**What is needed**
Each line containing the word "Закупка" should be found and copied.

**Exercise inputs**
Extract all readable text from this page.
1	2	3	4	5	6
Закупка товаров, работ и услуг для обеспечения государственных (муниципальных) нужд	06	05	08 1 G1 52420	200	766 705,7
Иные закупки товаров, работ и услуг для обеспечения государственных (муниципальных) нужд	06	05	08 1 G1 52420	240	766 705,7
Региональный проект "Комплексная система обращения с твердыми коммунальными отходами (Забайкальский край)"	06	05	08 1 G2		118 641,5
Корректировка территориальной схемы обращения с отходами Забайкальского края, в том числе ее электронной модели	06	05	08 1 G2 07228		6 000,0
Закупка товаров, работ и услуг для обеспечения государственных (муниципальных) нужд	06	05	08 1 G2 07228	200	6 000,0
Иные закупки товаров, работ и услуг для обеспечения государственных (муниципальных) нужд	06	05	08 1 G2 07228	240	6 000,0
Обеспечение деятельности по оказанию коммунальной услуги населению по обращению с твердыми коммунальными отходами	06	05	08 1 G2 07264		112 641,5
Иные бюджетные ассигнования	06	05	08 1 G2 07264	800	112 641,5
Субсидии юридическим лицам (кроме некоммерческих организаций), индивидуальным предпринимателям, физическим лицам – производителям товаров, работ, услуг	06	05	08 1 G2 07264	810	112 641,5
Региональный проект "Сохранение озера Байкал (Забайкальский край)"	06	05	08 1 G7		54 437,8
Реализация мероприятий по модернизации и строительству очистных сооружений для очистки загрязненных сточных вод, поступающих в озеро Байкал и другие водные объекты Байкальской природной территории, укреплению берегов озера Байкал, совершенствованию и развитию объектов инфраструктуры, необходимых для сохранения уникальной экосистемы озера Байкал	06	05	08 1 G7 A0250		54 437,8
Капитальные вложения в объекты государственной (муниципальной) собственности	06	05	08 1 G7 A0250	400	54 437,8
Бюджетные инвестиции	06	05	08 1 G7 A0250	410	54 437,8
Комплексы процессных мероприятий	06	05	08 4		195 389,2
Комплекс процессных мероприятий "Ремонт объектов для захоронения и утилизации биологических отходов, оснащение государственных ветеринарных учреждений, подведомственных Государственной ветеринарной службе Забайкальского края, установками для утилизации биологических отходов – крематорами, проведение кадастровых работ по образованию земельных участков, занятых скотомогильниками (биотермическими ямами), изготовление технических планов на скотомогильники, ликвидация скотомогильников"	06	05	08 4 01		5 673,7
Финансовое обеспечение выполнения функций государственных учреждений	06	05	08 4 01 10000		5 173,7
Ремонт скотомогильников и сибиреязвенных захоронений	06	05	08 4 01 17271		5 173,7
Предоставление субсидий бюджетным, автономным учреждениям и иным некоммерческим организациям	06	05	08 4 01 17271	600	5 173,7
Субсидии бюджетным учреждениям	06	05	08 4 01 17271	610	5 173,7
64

==

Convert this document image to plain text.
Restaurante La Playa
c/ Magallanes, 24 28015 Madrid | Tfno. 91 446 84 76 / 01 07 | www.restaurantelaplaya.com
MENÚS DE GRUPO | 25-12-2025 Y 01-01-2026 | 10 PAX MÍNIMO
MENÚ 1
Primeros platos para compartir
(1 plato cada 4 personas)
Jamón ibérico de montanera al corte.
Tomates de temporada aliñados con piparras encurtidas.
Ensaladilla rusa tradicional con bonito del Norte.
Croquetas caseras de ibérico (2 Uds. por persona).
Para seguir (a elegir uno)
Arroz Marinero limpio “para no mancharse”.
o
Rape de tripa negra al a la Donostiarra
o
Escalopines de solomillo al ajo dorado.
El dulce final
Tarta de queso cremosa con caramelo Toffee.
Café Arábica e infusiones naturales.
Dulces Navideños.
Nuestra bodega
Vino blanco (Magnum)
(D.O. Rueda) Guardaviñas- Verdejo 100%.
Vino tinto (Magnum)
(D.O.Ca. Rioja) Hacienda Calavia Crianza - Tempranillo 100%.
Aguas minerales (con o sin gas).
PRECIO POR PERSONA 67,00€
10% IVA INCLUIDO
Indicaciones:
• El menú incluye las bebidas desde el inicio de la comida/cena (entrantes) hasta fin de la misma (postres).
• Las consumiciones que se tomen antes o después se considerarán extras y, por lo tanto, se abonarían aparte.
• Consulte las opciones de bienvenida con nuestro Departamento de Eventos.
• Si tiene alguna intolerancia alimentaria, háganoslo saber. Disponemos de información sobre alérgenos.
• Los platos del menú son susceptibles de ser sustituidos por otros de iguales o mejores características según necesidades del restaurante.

**Result for this exercise**
Закупка товаров, работ и услуг для обеспечения государственных (муниципальных) нужд	06	05	08 1 G1 52420	200	766 705,7
Закупка товаров, работ и услуг для обеспечения государственных (муниципальных) нужд	06	05	08 1 G2 07228	200	6 000,0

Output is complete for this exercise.